======== 选定文本
简析SA-SSD使用mmdect框架生成训练数据的代码细节

1. 前言

我的上一篇博客简要分析了SA-SSD在预处理训练评估的框架。这篇博客将更近一步去分析SA-SSD使用mmdetection生成训练集的过程。考虑到SSD是基于mmdetection实现的，所以这篇博客也会分析涉及到mmdetection的一部分代码。因为我是小白，所以我会把自己不懂的地方都会记下来。

2. 简析mmdetection的训练流程

2.1 训练总体流程

考虑到SSD是基于mmdetection实现的，首先应该认识mmdetection框架下的训练流程。SSD的训练学习代码如下所示：

    model = build_detector(
        cfg.model, train_cfg=cfg.train_cfg, test_cfg=cfg.test_cfg)

    train_dataset = get_dataset(cfg.data.train)

    train_detector(
        model,
        train_dataset,
        cfg,
        distributed=distributed,
        validate=args.validate,
        logger=logger)

从上述代码中，可见mmdetection的训练流程大致分为三步：

第一步，初始化Detector，对应函数build_detector；

第二步，加载训练数据集，对应函数get_dataset；

第三步，训练Detector，对应函数train_detector；

在上述代码中，cfg起着非常重要的作用。cfg.model代表模型中的超参数。cfg.data.train代表训练数据集的信息。cfg记录着优化器，学习率等等训练细节。入门的小白可以仔细查看一下SA-SSD中的cfg文件。
================
任务目标 1: 把SA-SSD代码解析文章中以“在上述代码中，cfg起着”开头的那一段改写成要点列表，保留其主要信息。
任务目标 2: 从SA-SSD代码解析文章的最后一句之后接着往下写。
======== 数据行
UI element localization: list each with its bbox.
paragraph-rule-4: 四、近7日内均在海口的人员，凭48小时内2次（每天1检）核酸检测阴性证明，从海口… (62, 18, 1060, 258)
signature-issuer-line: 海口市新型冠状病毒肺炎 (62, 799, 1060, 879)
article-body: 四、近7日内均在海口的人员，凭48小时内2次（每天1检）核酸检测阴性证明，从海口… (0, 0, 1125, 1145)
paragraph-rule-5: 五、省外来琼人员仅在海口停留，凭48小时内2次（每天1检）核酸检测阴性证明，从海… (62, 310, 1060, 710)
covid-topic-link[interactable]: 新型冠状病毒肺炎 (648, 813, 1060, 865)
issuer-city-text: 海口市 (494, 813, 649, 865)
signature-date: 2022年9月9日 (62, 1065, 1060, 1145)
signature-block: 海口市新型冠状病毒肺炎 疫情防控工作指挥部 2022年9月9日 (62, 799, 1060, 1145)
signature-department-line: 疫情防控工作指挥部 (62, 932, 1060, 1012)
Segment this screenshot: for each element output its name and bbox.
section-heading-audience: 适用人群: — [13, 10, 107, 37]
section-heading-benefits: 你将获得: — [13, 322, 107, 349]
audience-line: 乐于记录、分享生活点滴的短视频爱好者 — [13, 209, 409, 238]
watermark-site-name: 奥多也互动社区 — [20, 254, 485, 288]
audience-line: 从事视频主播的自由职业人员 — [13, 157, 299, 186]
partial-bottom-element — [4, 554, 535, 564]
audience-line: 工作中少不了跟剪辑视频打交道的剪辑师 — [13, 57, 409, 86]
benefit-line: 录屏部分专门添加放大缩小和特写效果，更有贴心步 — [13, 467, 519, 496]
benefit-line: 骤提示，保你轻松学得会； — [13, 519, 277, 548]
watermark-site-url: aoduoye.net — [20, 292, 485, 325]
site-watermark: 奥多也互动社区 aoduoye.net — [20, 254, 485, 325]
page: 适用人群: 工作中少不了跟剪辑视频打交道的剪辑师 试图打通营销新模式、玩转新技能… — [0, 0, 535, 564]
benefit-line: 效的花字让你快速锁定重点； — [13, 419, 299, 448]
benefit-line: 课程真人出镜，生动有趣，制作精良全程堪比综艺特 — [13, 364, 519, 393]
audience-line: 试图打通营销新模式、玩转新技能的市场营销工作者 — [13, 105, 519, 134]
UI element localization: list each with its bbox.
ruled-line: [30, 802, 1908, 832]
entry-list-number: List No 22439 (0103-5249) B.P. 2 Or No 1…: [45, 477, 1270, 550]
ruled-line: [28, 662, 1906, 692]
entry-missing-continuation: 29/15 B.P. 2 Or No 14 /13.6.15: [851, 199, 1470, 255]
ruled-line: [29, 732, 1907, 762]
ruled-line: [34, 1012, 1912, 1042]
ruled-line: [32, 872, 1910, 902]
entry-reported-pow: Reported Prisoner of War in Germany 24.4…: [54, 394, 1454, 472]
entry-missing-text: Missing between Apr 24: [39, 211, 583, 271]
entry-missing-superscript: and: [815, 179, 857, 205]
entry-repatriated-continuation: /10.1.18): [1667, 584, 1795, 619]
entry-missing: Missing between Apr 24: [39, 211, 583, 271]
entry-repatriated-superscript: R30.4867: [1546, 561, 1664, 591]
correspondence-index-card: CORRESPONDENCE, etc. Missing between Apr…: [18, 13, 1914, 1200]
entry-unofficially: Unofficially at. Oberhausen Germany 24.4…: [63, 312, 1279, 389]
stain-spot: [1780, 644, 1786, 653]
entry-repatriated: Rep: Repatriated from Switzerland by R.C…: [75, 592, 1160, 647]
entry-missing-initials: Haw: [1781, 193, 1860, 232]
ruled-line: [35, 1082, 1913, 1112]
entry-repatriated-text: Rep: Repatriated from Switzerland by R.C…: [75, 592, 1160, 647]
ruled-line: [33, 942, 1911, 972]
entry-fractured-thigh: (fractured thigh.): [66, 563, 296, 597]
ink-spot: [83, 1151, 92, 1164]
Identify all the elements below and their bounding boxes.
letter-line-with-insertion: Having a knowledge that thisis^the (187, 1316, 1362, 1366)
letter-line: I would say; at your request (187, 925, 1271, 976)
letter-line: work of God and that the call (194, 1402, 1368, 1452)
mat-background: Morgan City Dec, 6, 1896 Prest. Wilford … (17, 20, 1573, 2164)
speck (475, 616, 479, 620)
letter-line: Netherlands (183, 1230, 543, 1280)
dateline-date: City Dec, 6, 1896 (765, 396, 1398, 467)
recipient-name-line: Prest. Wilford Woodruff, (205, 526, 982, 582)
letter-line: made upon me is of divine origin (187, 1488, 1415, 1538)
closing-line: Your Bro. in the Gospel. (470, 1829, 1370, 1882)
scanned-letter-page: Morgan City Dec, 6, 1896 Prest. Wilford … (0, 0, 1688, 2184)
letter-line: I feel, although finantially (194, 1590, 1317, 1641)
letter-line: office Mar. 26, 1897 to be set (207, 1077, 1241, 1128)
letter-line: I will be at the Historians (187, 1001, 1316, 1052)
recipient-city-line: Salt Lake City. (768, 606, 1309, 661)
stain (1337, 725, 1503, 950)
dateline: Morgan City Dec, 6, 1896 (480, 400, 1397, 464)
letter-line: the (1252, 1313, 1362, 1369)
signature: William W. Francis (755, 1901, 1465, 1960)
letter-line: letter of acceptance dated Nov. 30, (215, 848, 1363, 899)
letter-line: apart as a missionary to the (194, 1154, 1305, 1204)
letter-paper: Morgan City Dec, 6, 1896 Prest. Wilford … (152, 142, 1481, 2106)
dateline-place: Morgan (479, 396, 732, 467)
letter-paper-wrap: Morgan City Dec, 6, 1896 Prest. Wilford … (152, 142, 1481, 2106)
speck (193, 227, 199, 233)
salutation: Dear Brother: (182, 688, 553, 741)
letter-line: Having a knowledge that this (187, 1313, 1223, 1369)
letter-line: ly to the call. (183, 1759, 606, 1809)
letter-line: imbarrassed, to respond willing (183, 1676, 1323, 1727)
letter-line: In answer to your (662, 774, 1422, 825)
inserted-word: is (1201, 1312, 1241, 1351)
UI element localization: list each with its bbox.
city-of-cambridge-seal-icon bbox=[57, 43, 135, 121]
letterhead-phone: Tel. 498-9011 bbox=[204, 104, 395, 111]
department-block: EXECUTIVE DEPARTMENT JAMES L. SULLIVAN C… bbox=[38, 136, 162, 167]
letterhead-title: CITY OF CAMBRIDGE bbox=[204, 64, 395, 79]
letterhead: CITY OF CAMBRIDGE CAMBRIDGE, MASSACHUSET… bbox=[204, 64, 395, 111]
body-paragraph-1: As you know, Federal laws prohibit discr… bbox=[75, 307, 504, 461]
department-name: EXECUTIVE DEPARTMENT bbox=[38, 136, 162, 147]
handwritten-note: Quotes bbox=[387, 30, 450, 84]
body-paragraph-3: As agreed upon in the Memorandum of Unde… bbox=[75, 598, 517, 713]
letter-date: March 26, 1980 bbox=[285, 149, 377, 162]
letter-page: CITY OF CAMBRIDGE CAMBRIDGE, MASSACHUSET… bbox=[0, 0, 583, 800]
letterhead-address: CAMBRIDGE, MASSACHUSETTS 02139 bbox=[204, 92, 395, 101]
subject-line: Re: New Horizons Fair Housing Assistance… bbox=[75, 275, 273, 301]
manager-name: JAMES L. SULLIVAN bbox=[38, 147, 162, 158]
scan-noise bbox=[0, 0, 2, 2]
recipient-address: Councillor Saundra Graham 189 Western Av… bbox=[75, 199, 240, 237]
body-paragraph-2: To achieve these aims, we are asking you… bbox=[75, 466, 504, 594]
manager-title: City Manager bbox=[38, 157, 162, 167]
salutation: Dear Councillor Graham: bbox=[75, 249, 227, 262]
================
任务答案 1:
- cfg在上述代码中作用非常重要。
- cfg.model代表模型中的超参数。
- cfg.data.train代表训练数据集的信息。
- cfg还记录优化器、学习率等训练细节。
- 入门者可以仔细查看SA-SSD中的cfg文件。

任务答案 2:
函数train_detector是一个比较自动的模块。它会根据cfg中设定的训练细节训练Detector。我不需要修改它，因此train_detector就不是我的重点。作为小白，我比较关注get_dataset和build_detector。在SA-SSD中，训练数据只是视场范围内的点云。假设我的模型需要雷达全部点云呢，或是结合RGB图像呢，或是结合双目RGB图像呢，抑或考虑IMU信息呢，我怎样去生成我所需要的train_dataset呢？这是一个很大的问题。build_detector的重要性不言而喻。这篇博客将分析第一个问题。

2.2 深入理解get_dataset

首先理解cfg.data.train。在上一篇博客已经贴出它的信息，这里就不再重复。在cfg.data.train中，与训练数据相关的参数是：数据集路径，图像尺寸，图像裁剪比（跟FPN网络相关），图像归一化参数，检测目标（比如指定只检测汽车的3D目标），3D目标真值，点云体素化参数，Anchor生成参数。

再去理解函数get_dataset。上一篇文章谈到get_dataset代码中多次出现obj_from_dict。对这个核心函数的分析可见这篇博客。代码如下所示：

def obj_from_dict(info, parrent=None, default_args=None):
    """Initialize an object from dict.
    The dict must contain the key "type", which indicates the object type, it
    can be either a string or type, such as "list" or ``list``. Remaining
    fields are treated as the arguments for constructing the object.
    Args:
        info (dict): Object types and arguments.
        module (:class:`module`): Module which may containing expected object
            classes.
        default_args (dict, optional): Default arguments for initializing the
            object.
    Returns:
        any type: Object built from the dict.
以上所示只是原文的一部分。